Supplied material:
^^^^

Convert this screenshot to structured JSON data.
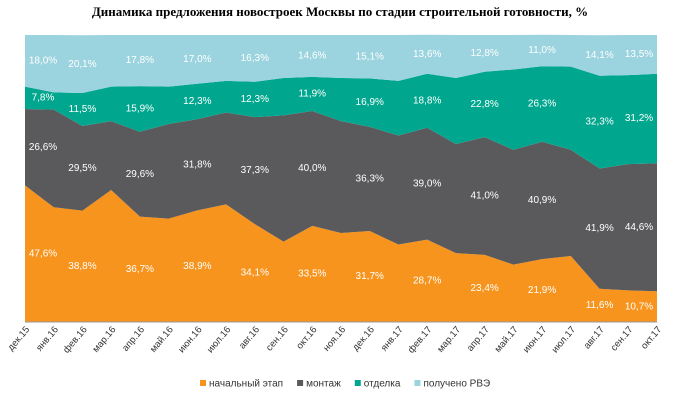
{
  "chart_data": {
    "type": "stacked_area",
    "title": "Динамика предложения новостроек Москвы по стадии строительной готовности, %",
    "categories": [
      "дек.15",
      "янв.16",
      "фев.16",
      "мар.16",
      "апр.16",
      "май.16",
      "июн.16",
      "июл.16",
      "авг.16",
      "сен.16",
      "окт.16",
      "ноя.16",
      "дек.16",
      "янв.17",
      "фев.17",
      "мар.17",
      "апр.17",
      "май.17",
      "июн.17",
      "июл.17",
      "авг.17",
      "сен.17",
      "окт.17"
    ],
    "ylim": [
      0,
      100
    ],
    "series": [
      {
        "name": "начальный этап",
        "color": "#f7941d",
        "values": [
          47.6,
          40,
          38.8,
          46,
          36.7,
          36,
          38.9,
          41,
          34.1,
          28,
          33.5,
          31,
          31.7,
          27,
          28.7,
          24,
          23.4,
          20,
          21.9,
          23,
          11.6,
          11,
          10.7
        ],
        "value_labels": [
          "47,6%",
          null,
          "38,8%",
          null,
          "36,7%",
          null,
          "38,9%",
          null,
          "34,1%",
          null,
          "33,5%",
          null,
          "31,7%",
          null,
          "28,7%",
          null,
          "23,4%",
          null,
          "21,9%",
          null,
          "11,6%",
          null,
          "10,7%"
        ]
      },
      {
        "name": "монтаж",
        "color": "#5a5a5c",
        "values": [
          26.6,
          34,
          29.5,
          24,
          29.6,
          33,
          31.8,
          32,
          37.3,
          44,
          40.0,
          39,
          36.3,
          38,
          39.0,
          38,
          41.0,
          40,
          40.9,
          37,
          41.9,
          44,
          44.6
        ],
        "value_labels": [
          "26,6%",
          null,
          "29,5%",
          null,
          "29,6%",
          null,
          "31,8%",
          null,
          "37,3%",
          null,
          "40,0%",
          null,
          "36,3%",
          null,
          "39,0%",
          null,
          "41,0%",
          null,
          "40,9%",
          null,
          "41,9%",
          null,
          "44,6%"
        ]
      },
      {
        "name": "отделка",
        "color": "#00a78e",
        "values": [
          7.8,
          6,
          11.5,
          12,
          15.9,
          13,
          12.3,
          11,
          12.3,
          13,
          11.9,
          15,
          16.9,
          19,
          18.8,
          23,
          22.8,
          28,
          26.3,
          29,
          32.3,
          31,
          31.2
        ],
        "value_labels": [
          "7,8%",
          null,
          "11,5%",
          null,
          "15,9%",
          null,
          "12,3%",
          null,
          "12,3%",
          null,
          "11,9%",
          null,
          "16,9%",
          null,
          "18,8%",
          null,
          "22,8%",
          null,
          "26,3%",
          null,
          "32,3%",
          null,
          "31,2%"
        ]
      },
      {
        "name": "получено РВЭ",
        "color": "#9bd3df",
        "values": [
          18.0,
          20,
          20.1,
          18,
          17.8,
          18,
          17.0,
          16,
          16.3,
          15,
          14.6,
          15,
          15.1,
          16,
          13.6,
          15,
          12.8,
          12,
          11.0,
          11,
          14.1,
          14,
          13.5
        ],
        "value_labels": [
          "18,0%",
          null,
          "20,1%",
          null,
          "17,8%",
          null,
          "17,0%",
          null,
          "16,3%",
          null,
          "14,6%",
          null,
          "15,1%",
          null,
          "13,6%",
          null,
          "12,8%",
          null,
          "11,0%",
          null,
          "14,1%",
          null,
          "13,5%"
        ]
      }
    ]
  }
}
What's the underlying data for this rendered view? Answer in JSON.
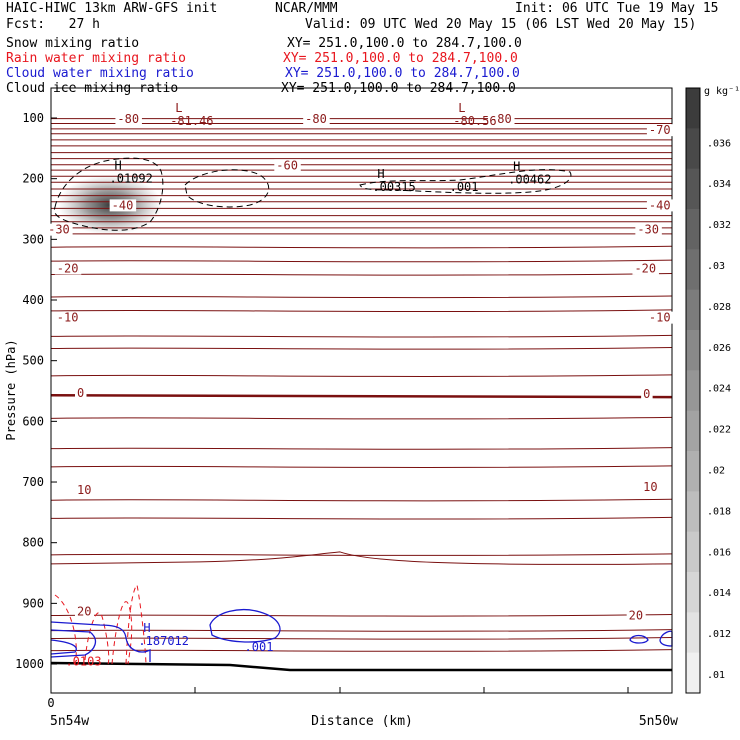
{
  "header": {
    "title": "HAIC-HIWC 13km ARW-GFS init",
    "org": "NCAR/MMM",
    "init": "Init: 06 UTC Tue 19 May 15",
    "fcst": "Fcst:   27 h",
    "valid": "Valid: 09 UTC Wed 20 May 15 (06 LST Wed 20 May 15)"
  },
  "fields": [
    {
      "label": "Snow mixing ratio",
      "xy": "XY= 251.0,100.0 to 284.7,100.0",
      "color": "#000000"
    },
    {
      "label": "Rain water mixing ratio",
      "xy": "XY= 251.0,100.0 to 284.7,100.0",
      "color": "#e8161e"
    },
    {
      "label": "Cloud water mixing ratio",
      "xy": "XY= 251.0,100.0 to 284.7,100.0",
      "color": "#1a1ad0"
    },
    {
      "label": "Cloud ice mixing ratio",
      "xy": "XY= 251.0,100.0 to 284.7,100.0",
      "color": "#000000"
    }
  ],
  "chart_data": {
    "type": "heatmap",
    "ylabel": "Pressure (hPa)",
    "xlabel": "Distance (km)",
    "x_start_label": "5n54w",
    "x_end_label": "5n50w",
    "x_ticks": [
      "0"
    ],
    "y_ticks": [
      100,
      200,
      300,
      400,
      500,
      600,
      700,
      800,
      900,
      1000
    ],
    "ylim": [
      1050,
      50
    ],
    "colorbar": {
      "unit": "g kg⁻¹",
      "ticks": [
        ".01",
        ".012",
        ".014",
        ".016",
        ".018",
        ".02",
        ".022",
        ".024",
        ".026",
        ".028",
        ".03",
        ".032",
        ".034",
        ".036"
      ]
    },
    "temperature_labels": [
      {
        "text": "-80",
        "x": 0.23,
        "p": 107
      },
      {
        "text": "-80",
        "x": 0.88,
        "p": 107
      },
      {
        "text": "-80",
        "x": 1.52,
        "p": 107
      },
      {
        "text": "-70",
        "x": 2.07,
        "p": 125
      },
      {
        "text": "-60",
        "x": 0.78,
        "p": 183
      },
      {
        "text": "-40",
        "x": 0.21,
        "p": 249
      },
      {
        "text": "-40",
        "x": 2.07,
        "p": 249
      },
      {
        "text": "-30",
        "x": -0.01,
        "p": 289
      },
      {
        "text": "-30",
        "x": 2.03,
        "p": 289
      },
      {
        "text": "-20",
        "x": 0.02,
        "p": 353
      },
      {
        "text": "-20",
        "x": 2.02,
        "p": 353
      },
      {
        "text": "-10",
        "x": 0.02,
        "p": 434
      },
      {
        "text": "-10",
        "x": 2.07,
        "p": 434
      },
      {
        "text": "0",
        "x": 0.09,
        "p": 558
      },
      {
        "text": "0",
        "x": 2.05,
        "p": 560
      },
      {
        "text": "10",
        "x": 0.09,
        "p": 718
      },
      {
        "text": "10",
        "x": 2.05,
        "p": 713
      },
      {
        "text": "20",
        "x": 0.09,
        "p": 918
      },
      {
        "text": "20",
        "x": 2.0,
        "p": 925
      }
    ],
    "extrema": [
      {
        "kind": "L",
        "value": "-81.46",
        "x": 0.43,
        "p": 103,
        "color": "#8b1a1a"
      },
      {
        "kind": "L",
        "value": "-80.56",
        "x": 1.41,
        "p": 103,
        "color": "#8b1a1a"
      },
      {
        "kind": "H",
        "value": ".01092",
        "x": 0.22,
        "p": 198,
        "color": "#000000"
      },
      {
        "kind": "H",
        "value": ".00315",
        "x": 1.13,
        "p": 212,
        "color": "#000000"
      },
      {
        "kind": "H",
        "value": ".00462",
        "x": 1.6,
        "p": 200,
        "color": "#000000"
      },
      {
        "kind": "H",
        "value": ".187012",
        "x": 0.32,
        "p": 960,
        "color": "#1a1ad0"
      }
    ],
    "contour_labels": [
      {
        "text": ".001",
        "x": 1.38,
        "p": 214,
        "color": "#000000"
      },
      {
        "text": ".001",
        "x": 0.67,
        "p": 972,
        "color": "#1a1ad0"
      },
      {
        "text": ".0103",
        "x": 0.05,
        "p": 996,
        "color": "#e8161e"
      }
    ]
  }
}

^^^^

Given problem:
Repeat all of the records verbatim, leaving out the pictures.

Finished exercise:
Convert this screenshot to structured JSON data.
{
  "chart_data": {
    "type": "stacked_area",
    "title": "Динамика предложения новостроек Москвы по стадии строительной готовности, %",
    "categories": [
      "дек.15",
      "янв.16",
      "фев.16",
      "мар.16",
      "апр.16",
      "май.16",
      "июн.16",
      "июл.16",
      "авг.16",
      "сен.16",
      "окт.16",
      "ноя.16",
      "дек.16",
      "янв.17",
      "фев.17",
      "мар.17",
      "апр.17",
      "май.17",
      "июн.17",
      "июл.17",
      "авг.17",
      "сен.17",
      "окт.17"
    ],
    "ylim": [
      0,
      100
    ],
    "series": [
      {
        "name": "начальный этап",
        "color": "#f7941d",
        "values": [
          47.6,
          40,
          38.8,
          46,
          36.7,
          36,
          38.9,
          41,
          34.1,
          28,
          33.5,
          31,
          31.7,
          27,
          28.7,
          24,
          23.4,
          20,
          21.9,
          23,
          11.6,
          11,
          10.7
        ],
        "value_labels": [
          "47,6%",
          null,
          "38,8%",
          null,
          "36,7%",
          null,
          "38,9%",
          null,
          "34,1%",
          null,
          "33,5%",
          null,
          "31,7%",
          null,
          "28,7%",
          null,
          "23,4%",
          null,
          "21,9%",
          null,
          "11,6%",
          null,
          "10,7%"
        ]
      },
      {
        "name": "монтаж",
        "color": "#5a5a5c",
        "values": [
          26.6,
          34,
          29.5,
          24,
          29.6,
          33,
          31.8,
          32,
          37.3,
          44,
          40.0,
          39,
          36.3,
          38,
          39.0,
          38,
          41.0,
          40,
          40.9,
          37,
          41.9,
          44,
          44.6
        ],
        "value_labels": [
          "26,6%",
          null,
          "29,5%",
          null,
          "29,6%",
          null,
          "31,8%",
          null,
          "37,3%",
          null,
          "40,0%",
          null,
          "36,3%",
          null,
          "39,0%",
          null,
          "41,0%",
          null,
          "40,9%",
          null,
          "41,9%",
          null,
          "44,6%"
        ]
      },
      {
        "name": "отделка",
        "color": "#00a78e",
        "values": [
          7.8,
          6,
          11.5,
          12,
          15.9,
          13,
          12.3,
          11,
          12.3,
          13,
          11.9,
          15,
          16.9,
          19,
          18.8,
          23,
          22.8,
          28,
          26.3,
          29,
          32.3,
          31,
          31.2
        ],
        "value_labels": [
          "7,8%",
          null,
          "11,5%",
          null,
          "15,9%",
          null,
          "12,3%",
          null,
          "12,3%",
          null,
          "11,9%",
          null,
          "16,9%",
          null,
          "18,8%",
          null,
          "22,8%",
          null,
          "26,3%",
          null,
          "32,3%",
          null,
          "31,2%"
        ]
      },
      {
        "name": "получено РВЭ",
        "color": "#9bd3df",
        "values": [
          18.0,
          20,
          20.1,
          18,
          17.8,
          18,
          17.0,
          16,
          16.3,
          15,
          14.6,
          15,
          15.1,
          16,
          13.6,
          15,
          12.8,
          12,
          11.0,
          11,
          14.1,
          14,
          13.5
        ],
        "value_labels": [
          "18,0%",
          null,
          "20,1%",
          null,
          "17,8%",
          null,
          "17,0%",
          null,
          "16,3%",
          null,
          "14,6%",
          null,
          "15,1%",
          null,
          "13,6%",
          null,
          "12,8%",
          null,
          "11,0%",
          null,
          "14,1%",
          null,
          "13,5%"
        ]
      }
    ]
  }
}
What's the underlying data for this rendered view? Answer in JSON.
{
  "header": {
    "title": "HAIC-HIWC 13km ARW-GFS init",
    "org": "NCAR/MMM",
    "init": "Init: 06 UTC Tue 19 May 15",
    "fcst": "Fcst:   27 h",
    "valid": "Valid: 09 UTC Wed 20 May 15 (06 LST Wed 20 May 15)"
  },
  "fields": [
    {
      "label": "Snow mixing ratio",
      "xy": "XY= 251.0,100.0 to 284.7,100.0",
      "color": "#000000"
    },
    {
      "label": "Rain water mixing ratio",
      "xy": "XY= 251.0,100.0 to 284.7,100.0",
      "color": "#e8161e"
    },
    {
      "label": "Cloud water mixing ratio",
      "xy": "XY= 251.0,100.0 to 284.7,100.0",
      "color": "#1a1ad0"
    },
    {
      "label": "Cloud ice mixing ratio",
      "xy": "XY= 251.0,100.0 to 284.7,100.0",
      "color": "#000000"
    }
  ],
  "chart_data": {
    "type": "heatmap",
    "ylabel": "Pressure (hPa)",
    "xlabel": "Distance (km)",
    "x_start_label": "5n54w",
    "x_end_label": "5n50w",
    "x_ticks": [
      "0"
    ],
    "y_ticks": [
      100,
      200,
      300,
      400,
      500,
      600,
      700,
      800,
      900,
      1000
    ],
    "ylim": [
      1050,
      50
    ],
    "colorbar": {
      "unit": "g kg⁻¹",
      "ticks": [
        ".01",
        ".012",
        ".014",
        ".016",
        ".018",
        ".02",
        ".022",
        ".024",
        ".026",
        ".028",
        ".03",
        ".032",
        ".034",
        ".036"
      ]
    },
    "temperature_labels": [
      {
        "text": "-80",
        "x": 0.23,
        "p": 107
      },
      {
        "text": "-80",
        "x": 0.88,
        "p": 107
      },
      {
        "text": "-80",
        "x": 1.52,
        "p": 107
      },
      {
        "text": "-70",
        "x": 2.07,
        "p": 125
      },
      {
        "text": "-60",
        "x": 0.78,
        "p": 183
      },
      {
        "text": "-40",
        "x": 0.21,
        "p": 249
      },
      {
        "text": "-40",
        "x": 2.07,
        "p": 249
      },
      {
        "text": "-30",
        "x": -0.01,
        "p": 289
      },
      {
        "text": "-30",
        "x": 2.03,
        "p": 289
      },
      {
        "text": "-20",
        "x": 0.02,
        "p": 353
      },
      {
        "text": "-20",
        "x": 2.02,
        "p": 353
      },
      {
        "text": "-10",
        "x": 0.02,
        "p": 434
      },
      {
        "text": "-10",
        "x": 2.07,
        "p": 434
      },
      {
        "text": "0",
        "x": 0.09,
        "p": 558
      },
      {
        "text": "0",
        "x": 2.05,
        "p": 560
      },
      {
        "text": "10",
        "x": 0.09,
        "p": 718
      },
      {
        "text": "10",
        "x": 2.05,
        "p": 713
      },
      {
        "text": "20",
        "x": 0.09,
        "p": 918
      },
      {
        "text": "20",
        "x": 2.0,
        "p": 925
      }
    ],
    "extrema": [
      {
        "kind": "L",
        "value": "-81.46",
        "x": 0.43,
        "p": 103,
        "color": "#8b1a1a"
      },
      {
        "kind": "L",
        "value": "-80.56",
        "x": 1.41,
        "p": 103,
        "color": "#8b1a1a"
      },
      {
        "kind": "H",
        "value": ".01092",
        "x": 0.22,
        "p": 198,
        "color": "#000000"
      },
      {
        "kind": "H",
        "value": ".00315",
        "x": 1.13,
        "p": 212,
        "color": "#000000"
      },
      {
        "kind": "H",
        "value": ".00462",
        "x": 1.6,
        "p": 200,
        "color": "#000000"
      },
      {
        "kind": "H",
        "value": ".187012",
        "x": 0.32,
        "p": 960,
        "color": "#1a1ad0"
      }
    ],
    "contour_labels": [
      {
        "text": ".001",
        "x": 1.38,
        "p": 214,
        "color": "#000000"
      },
      {
        "text": ".001",
        "x": 0.67,
        "p": 972,
        "color": "#1a1ad0"
      },
      {
        "text": ".0103",
        "x": 0.05,
        "p": 996,
        "color": "#e8161e"
      }
    ]
  }
}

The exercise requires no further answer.